Listings of boxed layout items:
━━━━━━
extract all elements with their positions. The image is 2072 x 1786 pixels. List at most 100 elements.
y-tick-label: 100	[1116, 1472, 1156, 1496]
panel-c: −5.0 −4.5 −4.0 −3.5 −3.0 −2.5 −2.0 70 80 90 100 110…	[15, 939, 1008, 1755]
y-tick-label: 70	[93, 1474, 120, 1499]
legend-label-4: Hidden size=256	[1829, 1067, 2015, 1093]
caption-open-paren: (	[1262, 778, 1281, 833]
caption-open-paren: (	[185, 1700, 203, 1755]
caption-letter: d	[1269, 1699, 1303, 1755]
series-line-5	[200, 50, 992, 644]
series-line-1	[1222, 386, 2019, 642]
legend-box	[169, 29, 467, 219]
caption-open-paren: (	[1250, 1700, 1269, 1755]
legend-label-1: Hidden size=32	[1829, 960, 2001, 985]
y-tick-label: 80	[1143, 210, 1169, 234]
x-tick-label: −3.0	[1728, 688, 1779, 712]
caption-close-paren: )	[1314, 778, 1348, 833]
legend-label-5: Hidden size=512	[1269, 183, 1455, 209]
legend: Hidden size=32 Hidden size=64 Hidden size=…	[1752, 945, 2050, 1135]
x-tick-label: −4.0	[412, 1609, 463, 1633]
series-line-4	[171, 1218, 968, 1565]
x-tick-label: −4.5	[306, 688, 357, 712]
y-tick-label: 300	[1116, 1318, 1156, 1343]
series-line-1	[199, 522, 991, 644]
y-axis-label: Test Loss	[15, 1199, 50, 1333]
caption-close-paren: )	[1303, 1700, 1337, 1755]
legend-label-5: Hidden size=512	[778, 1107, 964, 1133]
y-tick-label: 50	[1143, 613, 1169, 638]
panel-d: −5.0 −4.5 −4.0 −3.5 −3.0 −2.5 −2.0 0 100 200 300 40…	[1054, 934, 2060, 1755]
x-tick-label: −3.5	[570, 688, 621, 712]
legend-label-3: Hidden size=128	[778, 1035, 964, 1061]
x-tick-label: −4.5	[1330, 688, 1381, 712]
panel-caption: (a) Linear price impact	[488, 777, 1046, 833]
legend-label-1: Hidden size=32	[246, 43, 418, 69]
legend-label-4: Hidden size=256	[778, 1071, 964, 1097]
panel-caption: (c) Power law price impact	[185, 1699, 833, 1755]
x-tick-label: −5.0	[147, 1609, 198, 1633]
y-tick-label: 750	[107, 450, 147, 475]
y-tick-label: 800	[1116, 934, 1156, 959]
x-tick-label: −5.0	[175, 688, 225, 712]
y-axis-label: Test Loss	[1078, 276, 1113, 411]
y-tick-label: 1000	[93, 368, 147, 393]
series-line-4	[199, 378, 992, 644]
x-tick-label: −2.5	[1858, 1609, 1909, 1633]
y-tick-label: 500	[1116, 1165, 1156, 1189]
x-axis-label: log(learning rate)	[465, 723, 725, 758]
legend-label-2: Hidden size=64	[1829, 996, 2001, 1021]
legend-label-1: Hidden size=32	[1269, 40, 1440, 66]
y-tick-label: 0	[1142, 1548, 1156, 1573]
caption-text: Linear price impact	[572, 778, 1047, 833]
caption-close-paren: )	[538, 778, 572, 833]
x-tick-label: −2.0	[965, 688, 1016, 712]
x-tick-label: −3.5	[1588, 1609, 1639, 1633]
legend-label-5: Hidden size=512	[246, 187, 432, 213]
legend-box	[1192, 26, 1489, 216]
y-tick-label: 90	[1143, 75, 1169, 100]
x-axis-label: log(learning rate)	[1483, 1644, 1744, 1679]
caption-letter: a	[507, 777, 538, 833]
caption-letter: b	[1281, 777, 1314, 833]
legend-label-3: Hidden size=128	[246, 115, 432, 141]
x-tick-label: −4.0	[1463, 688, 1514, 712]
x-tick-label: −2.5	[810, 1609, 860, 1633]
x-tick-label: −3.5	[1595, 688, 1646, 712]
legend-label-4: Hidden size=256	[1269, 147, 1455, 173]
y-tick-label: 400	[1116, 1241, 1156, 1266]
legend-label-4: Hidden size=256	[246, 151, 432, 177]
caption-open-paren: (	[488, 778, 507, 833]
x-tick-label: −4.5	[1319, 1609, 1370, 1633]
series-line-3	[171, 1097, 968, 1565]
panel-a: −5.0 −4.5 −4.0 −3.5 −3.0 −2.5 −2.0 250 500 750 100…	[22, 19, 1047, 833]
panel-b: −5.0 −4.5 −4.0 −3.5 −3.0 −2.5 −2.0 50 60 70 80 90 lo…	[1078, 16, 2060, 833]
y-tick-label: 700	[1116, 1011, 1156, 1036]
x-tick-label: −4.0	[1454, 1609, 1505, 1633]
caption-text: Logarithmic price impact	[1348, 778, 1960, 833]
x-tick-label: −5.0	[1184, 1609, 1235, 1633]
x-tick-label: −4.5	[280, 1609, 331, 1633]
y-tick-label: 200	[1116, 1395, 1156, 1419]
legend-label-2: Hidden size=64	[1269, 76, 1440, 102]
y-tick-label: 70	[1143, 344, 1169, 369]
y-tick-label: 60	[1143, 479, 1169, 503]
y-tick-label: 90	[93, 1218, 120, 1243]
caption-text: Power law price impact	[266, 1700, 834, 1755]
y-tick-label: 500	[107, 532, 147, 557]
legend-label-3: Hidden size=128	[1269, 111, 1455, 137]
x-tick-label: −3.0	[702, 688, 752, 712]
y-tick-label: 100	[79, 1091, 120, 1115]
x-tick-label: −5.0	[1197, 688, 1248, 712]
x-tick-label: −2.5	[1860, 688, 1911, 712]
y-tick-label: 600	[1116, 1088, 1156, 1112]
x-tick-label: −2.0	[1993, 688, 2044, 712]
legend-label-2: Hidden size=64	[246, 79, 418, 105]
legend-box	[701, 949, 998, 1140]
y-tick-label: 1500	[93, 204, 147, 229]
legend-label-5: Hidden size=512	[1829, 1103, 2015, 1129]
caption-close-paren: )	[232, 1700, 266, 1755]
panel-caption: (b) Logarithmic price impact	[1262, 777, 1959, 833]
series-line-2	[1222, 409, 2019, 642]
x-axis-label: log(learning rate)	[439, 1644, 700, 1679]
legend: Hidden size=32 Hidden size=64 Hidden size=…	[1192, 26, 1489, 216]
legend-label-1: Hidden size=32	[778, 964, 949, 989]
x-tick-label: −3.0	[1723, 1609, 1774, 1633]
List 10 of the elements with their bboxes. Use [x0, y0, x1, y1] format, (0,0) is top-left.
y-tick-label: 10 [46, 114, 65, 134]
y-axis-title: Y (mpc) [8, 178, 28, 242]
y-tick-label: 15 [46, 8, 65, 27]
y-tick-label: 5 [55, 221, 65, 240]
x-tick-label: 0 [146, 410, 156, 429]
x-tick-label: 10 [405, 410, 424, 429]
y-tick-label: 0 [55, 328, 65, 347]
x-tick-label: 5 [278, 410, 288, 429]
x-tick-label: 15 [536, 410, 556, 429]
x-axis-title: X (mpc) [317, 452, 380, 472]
━━━━━━
▶ **THE TASK**: Reproduce every line of the listing above verbatim, without changing anything.

▶ **THE RESULT**:
extract all elements with their positions. The image is 2072 x 1786 pixels. List at most 100 elements.
y-tick-label: 100	[1116, 1472, 1156, 1496]
panel-c: −5.0 −4.5 −4.0 −3.5 −3.0 −2.5 −2.0 70 80 90 100 110…	[15, 939, 1008, 1755]
y-tick-label: 70	[93, 1474, 120, 1499]
legend-label-4: Hidden size=256	[1829, 1067, 2015, 1093]
caption-open-paren: (	[1262, 778, 1281, 833]
caption-open-paren: (	[185, 1700, 203, 1755]
caption-letter: d	[1269, 1699, 1303, 1755]
series-line-5	[200, 50, 992, 644]
series-line-1	[1222, 386, 2019, 642]
legend-box	[169, 29, 467, 219]
caption-open-paren: (	[1250, 1700, 1269, 1755]
legend-label-1: Hidden size=32	[1829, 960, 2001, 985]
y-tick-label: 80	[1143, 210, 1169, 234]
x-tick-label: −3.0	[1728, 688, 1779, 712]
caption-close-paren: )	[1314, 778, 1348, 833]
legend-label-5: Hidden size=512	[1269, 183, 1455, 209]
legend: Hidden size=32 Hidden size=64 Hidden size=…	[1752, 945, 2050, 1135]
x-tick-label: −4.0	[412, 1609, 463, 1633]
series-line-4	[171, 1218, 968, 1565]
x-tick-label: −4.5	[306, 688, 357, 712]
y-tick-label: 300	[1116, 1318, 1156, 1343]
series-line-1	[199, 522, 991, 644]
y-axis-label: Test Loss	[15, 1199, 50, 1333]
caption-close-paren: )	[1303, 1700, 1337, 1755]
legend-label-5: Hidden size=512	[778, 1107, 964, 1133]
y-tick-label: 50	[1143, 613, 1169, 638]
panel-d: −5.0 −4.5 −4.0 −3.5 −3.0 −2.5 −2.0 0 100 200 300 40…	[1054, 934, 2060, 1755]
x-tick-label: −3.5	[570, 688, 621, 712]
legend-label-3: Hidden size=128	[778, 1035, 964, 1061]
x-tick-label: −4.5	[1330, 688, 1381, 712]
panel-caption: (a) Linear price impact	[488, 777, 1046, 833]
legend-label-1: Hidden size=32	[246, 43, 418, 69]
legend-label-4: Hidden size=256	[778, 1071, 964, 1097]
panel-caption: (c) Power law price impact	[185, 1699, 833, 1755]
x-tick-label: −5.0	[147, 1609, 198, 1633]
y-tick-label: 750	[107, 450, 147, 475]
y-tick-label: 800	[1116, 934, 1156, 959]
x-tick-label: −5.0	[175, 688, 225, 712]
y-axis-label: Test Loss	[1078, 276, 1113, 411]
y-tick-label: 1000	[93, 368, 147, 393]
series-line-4	[199, 378, 992, 644]
x-tick-label: −2.5	[1858, 1609, 1909, 1633]
y-tick-label: 500	[1116, 1165, 1156, 1189]
x-axis-label: log(learning rate)	[465, 723, 725, 758]
legend-label-2: Hidden size=64	[1829, 996, 2001, 1021]
legend-label-1: Hidden size=32	[1269, 40, 1440, 66]
y-tick-label: 0	[1142, 1548, 1156, 1573]
caption-text: Linear price impact	[572, 778, 1047, 833]
caption-close-paren: )	[538, 778, 572, 833]
x-tick-label: −2.0	[965, 688, 1016, 712]
x-tick-label: −3.5	[1588, 1609, 1639, 1633]
legend-label-5: Hidden size=512	[246, 187, 432, 213]
legend-box	[1192, 26, 1489, 216]
y-tick-label: 90	[1143, 75, 1169, 100]
x-axis-label: log(learning rate)	[1483, 1644, 1744, 1679]
caption-letter: a	[507, 777, 538, 833]
caption-letter: b	[1281, 777, 1314, 833]
legend-label-3: Hidden size=128	[246, 115, 432, 141]
x-tick-label: −4.0	[1463, 688, 1514, 712]
x-tick-label: −2.5	[810, 1609, 860, 1633]
x-tick-label: −3.5	[1595, 688, 1646, 712]
legend-label-4: Hidden size=256	[1269, 147, 1455, 173]
y-tick-label: 400	[1116, 1241, 1156, 1266]
legend-label-4: Hidden size=256	[246, 151, 432, 177]
caption-open-paren: (	[488, 778, 507, 833]
x-tick-label: −4.5	[1319, 1609, 1370, 1633]
series-line-3	[171, 1097, 968, 1565]
panel-a: −5.0 −4.5 −4.0 −3.5 −3.0 −2.5 −2.0 250 500 750 100…	[22, 19, 1047, 833]
panel-b: −5.0 −4.5 −4.0 −3.5 −3.0 −2.5 −2.0 50 60 70 80 90 lo…	[1078, 16, 2060, 833]
y-tick-label: 700	[1116, 1011, 1156, 1036]
x-tick-label: −4.0	[1454, 1609, 1505, 1633]
caption-text: Logarithmic price impact	[1348, 778, 1960, 833]
x-tick-label: −5.0	[1184, 1609, 1235, 1633]
x-tick-label: −4.5	[280, 1609, 331, 1633]
y-tick-label: 200	[1116, 1395, 1156, 1419]
legend-label-2: Hidden size=64	[1269, 76, 1440, 102]
y-tick-label: 70	[1143, 344, 1169, 369]
y-tick-label: 60	[1143, 479, 1169, 503]
y-tick-label: 90	[93, 1218, 120, 1243]
caption-text: Power law price impact	[266, 1700, 834, 1755]
y-tick-label: 500	[107, 532, 147, 557]
legend-label-3: Hidden size=128	[1269, 111, 1455, 137]
x-tick-label: −3.0	[702, 688, 752, 712]
y-tick-label: 100	[79, 1091, 120, 1115]
x-tick-label: −5.0	[1197, 688, 1248, 712]
x-tick-label: −2.5	[1860, 688, 1911, 712]
y-tick-label: 600	[1116, 1088, 1156, 1112]
x-tick-label: −2.0	[1993, 688, 2044, 712]
legend-label-2: Hidden size=64	[246, 79, 418, 105]
legend-box	[701, 949, 998, 1140]
y-tick-label: 1500	[93, 204, 147, 229]
legend-label-5: Hidden size=512	[1829, 1103, 2015, 1129]
caption-close-paren: )	[232, 1700, 266, 1755]
panel-caption: (b) Logarithmic price impact	[1262, 777, 1959, 833]
series-line-2	[1222, 409, 2019, 642]
x-axis-label: log(learning rate)	[439, 1644, 700, 1679]
legend: Hidden size=32 Hidden size=64 Hidden size=…	[1192, 26, 1489, 216]
legend-label-1: Hidden size=32	[778, 964, 949, 989]
x-tick-label: −3.0	[1723, 1609, 1774, 1633]
List 10 of the elements with their bboxes. Use [x0, y0, x1, y1] format, (0,0) is top-left.
y-tick-label: 10 [46, 114, 65, 134]
y-axis-title: Y (mpc) [8, 178, 28, 242]
y-tick-label: 15 [46, 8, 65, 27]
y-tick-label: 5 [55, 221, 65, 240]
x-tick-label: 0 [146, 410, 156, 429]
x-tick-label: 10 [405, 410, 424, 429]
y-tick-label: 0 [55, 328, 65, 347]
x-tick-label: 5 [278, 410, 288, 429]
x-tick-label: 15 [536, 410, 556, 429]
x-axis-title: X (mpc) [317, 452, 380, 472]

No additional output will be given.